GIVEN EXERCISE
Search the data below for the string "What". Extract every line that contains it.

MATERIAL
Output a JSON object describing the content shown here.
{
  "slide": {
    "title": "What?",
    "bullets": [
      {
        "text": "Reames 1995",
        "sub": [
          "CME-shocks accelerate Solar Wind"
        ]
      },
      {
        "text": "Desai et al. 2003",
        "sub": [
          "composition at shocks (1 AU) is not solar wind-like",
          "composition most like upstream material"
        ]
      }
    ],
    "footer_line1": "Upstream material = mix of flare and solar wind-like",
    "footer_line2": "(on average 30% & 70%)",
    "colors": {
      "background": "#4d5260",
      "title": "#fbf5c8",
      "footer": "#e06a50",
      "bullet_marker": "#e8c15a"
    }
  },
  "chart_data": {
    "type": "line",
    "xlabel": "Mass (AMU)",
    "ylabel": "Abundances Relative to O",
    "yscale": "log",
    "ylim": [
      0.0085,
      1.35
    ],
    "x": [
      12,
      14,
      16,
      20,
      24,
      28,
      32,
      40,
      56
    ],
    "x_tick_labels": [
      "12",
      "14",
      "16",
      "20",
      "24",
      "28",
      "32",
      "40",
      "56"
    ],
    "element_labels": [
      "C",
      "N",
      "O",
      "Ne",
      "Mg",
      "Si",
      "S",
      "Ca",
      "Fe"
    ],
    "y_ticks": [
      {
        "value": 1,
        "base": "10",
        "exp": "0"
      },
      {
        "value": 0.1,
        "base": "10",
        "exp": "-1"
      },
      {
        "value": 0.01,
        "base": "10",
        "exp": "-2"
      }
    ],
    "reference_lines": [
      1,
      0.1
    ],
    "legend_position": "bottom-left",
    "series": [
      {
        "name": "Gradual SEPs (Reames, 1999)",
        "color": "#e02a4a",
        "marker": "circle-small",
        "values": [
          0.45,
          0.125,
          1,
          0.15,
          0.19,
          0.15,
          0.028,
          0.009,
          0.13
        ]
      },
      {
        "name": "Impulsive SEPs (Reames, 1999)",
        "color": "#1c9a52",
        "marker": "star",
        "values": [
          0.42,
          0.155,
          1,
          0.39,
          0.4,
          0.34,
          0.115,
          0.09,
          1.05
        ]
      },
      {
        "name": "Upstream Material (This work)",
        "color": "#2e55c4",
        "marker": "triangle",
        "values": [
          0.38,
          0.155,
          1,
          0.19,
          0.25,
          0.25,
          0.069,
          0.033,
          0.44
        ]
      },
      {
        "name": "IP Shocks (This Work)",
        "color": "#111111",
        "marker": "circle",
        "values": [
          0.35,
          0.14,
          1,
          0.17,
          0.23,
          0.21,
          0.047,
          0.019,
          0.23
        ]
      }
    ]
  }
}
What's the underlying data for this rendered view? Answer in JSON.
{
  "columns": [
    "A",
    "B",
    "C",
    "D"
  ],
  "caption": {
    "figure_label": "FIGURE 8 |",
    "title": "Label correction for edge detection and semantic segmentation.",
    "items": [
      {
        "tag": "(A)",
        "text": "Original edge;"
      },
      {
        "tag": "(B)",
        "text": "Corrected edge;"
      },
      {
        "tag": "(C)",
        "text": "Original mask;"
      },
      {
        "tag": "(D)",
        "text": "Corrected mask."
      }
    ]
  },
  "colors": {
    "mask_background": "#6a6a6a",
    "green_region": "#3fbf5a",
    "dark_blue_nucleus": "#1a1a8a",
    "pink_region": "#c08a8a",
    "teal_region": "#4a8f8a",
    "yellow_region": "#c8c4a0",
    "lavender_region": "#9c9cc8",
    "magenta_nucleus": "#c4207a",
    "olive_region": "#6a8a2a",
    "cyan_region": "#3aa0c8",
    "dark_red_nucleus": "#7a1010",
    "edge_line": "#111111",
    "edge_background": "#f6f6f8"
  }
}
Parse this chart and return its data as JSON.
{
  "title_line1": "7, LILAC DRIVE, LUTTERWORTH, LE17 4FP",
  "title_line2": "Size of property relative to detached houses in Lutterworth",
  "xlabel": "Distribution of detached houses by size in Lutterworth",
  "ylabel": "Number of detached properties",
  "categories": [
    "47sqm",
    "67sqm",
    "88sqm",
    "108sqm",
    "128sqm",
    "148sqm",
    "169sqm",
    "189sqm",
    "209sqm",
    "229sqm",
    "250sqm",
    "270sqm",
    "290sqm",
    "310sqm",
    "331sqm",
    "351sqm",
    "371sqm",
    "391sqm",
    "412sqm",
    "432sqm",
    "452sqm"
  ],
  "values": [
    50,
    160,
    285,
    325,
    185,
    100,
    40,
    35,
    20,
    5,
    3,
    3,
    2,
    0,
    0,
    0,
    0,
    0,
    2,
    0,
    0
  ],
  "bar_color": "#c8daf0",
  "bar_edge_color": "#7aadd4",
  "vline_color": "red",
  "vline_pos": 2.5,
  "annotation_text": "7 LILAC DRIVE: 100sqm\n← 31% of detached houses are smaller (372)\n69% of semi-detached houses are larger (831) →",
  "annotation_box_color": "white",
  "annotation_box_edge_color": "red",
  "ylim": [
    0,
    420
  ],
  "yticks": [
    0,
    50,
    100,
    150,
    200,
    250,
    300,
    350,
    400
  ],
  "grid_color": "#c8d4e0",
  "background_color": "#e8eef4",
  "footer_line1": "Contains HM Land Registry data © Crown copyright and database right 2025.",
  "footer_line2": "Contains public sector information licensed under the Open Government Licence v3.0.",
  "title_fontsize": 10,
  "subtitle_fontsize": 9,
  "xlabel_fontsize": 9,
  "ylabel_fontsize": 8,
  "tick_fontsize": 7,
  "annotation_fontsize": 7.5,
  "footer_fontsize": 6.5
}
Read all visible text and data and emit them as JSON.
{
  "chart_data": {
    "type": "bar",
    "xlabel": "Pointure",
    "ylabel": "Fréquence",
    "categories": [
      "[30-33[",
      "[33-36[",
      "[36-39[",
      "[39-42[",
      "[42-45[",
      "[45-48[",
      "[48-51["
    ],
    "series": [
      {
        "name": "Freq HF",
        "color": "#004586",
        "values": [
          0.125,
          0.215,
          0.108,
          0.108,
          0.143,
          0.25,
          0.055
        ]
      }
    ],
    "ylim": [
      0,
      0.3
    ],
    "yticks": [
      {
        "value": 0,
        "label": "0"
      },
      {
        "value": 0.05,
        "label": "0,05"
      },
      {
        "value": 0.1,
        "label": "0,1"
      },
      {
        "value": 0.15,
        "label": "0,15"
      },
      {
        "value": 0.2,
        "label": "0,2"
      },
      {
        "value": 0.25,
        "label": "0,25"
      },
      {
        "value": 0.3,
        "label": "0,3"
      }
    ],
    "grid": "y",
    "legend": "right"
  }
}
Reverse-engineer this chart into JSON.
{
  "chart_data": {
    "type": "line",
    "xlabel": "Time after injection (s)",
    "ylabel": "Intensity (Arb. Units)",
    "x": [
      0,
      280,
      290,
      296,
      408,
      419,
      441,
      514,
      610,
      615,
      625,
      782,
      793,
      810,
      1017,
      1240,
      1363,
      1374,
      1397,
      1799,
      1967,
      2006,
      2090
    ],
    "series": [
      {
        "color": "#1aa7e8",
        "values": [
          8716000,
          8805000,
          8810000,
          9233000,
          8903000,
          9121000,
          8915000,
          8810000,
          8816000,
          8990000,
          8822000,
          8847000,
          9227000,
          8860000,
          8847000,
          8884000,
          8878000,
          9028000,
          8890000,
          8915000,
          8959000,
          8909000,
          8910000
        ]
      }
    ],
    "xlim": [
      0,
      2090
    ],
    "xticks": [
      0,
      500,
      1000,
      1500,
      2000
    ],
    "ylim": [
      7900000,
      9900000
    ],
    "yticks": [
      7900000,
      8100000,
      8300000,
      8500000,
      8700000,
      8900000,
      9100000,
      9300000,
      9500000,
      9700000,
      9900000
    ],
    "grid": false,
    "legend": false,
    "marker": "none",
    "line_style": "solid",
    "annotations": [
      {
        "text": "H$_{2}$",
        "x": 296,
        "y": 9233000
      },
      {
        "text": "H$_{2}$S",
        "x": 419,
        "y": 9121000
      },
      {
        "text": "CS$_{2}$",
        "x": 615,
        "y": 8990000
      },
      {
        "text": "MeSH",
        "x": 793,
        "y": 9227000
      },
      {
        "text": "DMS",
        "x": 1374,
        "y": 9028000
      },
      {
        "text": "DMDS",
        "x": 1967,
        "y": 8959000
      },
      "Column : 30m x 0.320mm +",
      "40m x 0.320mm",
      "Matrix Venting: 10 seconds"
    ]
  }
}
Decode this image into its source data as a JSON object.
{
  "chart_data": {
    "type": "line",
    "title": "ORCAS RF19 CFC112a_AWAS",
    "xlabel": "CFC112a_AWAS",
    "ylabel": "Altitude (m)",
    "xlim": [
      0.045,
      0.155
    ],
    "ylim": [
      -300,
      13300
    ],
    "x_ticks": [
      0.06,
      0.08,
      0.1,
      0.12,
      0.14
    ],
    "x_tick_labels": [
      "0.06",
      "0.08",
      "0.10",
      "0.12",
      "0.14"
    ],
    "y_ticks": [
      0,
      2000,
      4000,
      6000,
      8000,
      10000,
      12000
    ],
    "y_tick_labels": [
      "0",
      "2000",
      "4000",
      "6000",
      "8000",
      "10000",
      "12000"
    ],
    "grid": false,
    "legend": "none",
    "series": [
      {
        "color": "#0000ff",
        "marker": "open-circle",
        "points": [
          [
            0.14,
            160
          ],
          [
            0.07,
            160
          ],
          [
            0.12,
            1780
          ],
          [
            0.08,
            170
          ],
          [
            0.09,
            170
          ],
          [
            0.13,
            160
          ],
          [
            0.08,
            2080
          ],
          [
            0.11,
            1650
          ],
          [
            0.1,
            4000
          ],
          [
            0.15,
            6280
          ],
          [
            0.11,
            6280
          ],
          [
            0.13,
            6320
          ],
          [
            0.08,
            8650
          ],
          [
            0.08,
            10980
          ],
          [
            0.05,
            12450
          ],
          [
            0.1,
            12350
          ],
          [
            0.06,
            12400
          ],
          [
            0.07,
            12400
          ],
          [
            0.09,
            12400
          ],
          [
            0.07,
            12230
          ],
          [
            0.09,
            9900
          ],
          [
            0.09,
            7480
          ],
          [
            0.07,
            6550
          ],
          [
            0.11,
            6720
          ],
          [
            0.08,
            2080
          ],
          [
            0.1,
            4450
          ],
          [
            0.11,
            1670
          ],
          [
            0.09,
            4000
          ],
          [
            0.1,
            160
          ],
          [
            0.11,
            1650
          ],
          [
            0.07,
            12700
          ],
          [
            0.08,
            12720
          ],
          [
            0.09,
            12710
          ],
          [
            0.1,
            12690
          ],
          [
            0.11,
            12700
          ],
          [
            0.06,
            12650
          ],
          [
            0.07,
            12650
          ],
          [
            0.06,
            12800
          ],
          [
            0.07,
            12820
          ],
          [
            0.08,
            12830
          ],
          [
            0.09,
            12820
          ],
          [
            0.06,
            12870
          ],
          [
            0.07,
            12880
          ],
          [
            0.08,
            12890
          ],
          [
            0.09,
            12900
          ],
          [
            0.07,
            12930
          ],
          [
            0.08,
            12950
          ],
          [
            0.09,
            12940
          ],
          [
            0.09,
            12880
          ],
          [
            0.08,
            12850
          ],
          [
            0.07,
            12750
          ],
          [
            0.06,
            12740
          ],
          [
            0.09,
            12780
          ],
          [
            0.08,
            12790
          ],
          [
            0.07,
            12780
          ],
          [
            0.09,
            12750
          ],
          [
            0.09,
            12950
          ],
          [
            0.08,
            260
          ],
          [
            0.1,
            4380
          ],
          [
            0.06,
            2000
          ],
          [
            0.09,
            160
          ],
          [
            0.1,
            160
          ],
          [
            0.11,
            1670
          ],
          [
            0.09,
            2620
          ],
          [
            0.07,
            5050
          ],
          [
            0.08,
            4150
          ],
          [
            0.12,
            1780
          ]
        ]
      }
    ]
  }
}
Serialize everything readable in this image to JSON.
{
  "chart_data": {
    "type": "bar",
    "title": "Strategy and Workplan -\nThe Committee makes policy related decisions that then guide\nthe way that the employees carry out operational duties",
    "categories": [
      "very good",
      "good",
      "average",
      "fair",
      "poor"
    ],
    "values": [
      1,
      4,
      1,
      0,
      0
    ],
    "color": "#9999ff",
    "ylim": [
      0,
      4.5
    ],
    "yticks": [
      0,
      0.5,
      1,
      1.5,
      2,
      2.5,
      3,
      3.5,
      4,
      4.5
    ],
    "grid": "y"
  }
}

FINAL RESULT
    "title": "What?",
What's the underlying data for this rendered view? Answer in JSON.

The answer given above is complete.